*Exercise brief:*
Where a line of the material contains the string "xlabel", copy that line.

________________________

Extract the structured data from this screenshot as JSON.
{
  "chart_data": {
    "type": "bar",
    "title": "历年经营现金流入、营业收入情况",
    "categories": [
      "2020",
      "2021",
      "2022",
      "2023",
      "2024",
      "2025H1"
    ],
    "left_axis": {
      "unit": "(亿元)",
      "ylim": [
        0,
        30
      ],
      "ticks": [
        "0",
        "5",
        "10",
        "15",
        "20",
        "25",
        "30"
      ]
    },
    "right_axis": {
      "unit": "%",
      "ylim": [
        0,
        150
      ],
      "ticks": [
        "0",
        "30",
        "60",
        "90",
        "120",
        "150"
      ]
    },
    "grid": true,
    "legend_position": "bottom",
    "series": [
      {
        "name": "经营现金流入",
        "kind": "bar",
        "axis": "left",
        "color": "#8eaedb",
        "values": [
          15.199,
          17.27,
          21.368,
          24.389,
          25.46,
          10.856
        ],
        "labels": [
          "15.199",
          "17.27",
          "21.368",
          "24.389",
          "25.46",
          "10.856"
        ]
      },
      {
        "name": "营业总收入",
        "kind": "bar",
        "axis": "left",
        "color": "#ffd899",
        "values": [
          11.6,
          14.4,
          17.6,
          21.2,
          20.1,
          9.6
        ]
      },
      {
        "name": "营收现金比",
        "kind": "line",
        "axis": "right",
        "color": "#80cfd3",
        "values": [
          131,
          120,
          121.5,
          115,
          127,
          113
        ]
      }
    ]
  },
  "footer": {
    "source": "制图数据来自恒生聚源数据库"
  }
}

________________________

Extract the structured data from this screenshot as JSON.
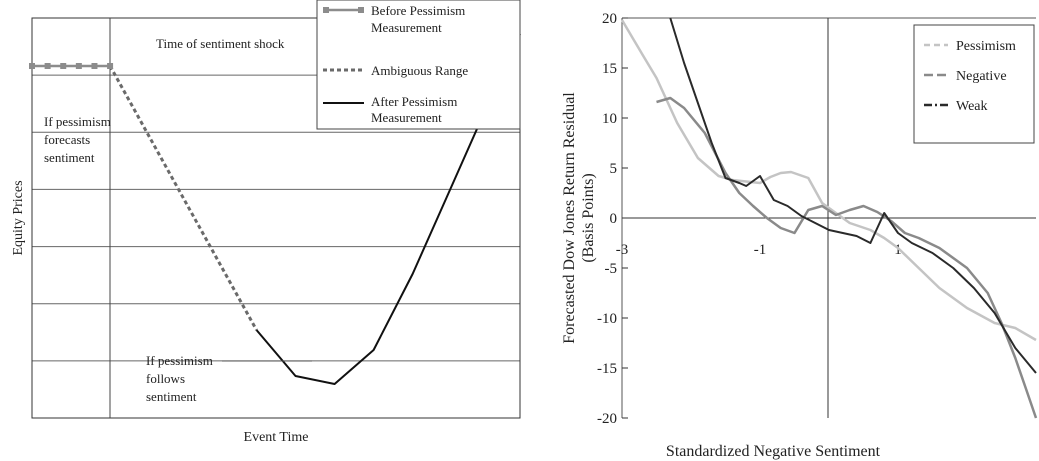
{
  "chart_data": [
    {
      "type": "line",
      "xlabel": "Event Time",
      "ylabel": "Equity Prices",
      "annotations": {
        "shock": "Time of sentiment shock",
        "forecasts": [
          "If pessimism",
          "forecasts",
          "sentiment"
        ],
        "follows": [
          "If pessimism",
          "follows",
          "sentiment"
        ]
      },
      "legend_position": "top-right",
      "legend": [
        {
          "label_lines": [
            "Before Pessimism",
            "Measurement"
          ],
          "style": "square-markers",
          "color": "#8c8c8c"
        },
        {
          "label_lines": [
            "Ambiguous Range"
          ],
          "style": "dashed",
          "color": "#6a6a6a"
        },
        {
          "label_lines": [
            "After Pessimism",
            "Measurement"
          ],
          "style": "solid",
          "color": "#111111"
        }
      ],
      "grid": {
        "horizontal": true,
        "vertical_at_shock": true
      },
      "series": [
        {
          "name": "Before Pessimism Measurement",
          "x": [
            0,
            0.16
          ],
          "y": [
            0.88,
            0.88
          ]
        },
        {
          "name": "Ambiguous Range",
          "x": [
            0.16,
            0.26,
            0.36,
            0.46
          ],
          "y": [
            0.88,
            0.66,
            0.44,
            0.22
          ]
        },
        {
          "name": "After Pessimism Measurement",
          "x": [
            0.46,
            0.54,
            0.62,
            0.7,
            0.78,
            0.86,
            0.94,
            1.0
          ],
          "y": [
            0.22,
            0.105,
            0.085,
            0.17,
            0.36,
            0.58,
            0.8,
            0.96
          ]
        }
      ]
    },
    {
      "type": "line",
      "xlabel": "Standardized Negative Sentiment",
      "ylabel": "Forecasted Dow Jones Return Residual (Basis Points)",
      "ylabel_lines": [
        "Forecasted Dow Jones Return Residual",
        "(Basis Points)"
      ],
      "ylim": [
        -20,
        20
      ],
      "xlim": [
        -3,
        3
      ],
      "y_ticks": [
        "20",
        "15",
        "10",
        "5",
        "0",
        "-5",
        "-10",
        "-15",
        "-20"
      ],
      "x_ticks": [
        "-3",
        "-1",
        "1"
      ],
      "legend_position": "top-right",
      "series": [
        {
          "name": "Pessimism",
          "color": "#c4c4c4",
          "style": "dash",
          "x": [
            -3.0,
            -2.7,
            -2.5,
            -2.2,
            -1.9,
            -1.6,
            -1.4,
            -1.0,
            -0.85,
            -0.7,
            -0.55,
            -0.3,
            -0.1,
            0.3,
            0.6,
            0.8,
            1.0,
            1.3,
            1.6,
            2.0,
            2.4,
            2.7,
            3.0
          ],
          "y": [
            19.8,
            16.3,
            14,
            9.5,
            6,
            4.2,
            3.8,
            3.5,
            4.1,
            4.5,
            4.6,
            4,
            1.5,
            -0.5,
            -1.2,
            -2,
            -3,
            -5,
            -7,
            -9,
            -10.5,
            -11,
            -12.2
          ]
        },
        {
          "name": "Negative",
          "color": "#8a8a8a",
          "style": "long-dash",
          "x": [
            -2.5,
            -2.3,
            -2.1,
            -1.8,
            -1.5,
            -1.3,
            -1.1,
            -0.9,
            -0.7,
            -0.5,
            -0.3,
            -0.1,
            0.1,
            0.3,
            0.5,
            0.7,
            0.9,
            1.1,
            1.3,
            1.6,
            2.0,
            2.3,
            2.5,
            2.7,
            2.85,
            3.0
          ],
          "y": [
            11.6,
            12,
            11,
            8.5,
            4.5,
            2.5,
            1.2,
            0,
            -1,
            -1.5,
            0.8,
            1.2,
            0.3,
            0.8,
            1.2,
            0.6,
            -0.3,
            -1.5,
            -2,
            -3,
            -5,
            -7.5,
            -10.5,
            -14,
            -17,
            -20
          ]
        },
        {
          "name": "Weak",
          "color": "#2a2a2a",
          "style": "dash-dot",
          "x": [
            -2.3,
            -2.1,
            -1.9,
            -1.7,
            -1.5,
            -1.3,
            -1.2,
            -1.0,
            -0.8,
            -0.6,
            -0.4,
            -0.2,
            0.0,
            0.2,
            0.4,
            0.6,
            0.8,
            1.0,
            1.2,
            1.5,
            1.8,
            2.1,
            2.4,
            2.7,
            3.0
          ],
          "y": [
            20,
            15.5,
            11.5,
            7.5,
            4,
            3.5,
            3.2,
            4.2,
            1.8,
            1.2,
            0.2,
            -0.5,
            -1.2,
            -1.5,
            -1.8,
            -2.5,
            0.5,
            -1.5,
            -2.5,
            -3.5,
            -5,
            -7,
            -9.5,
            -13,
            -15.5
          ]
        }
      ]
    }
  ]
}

________________________

*Response below:*
      "xlabel": "Event Time",
      "xlabel": "Standardized Negative Sentiment",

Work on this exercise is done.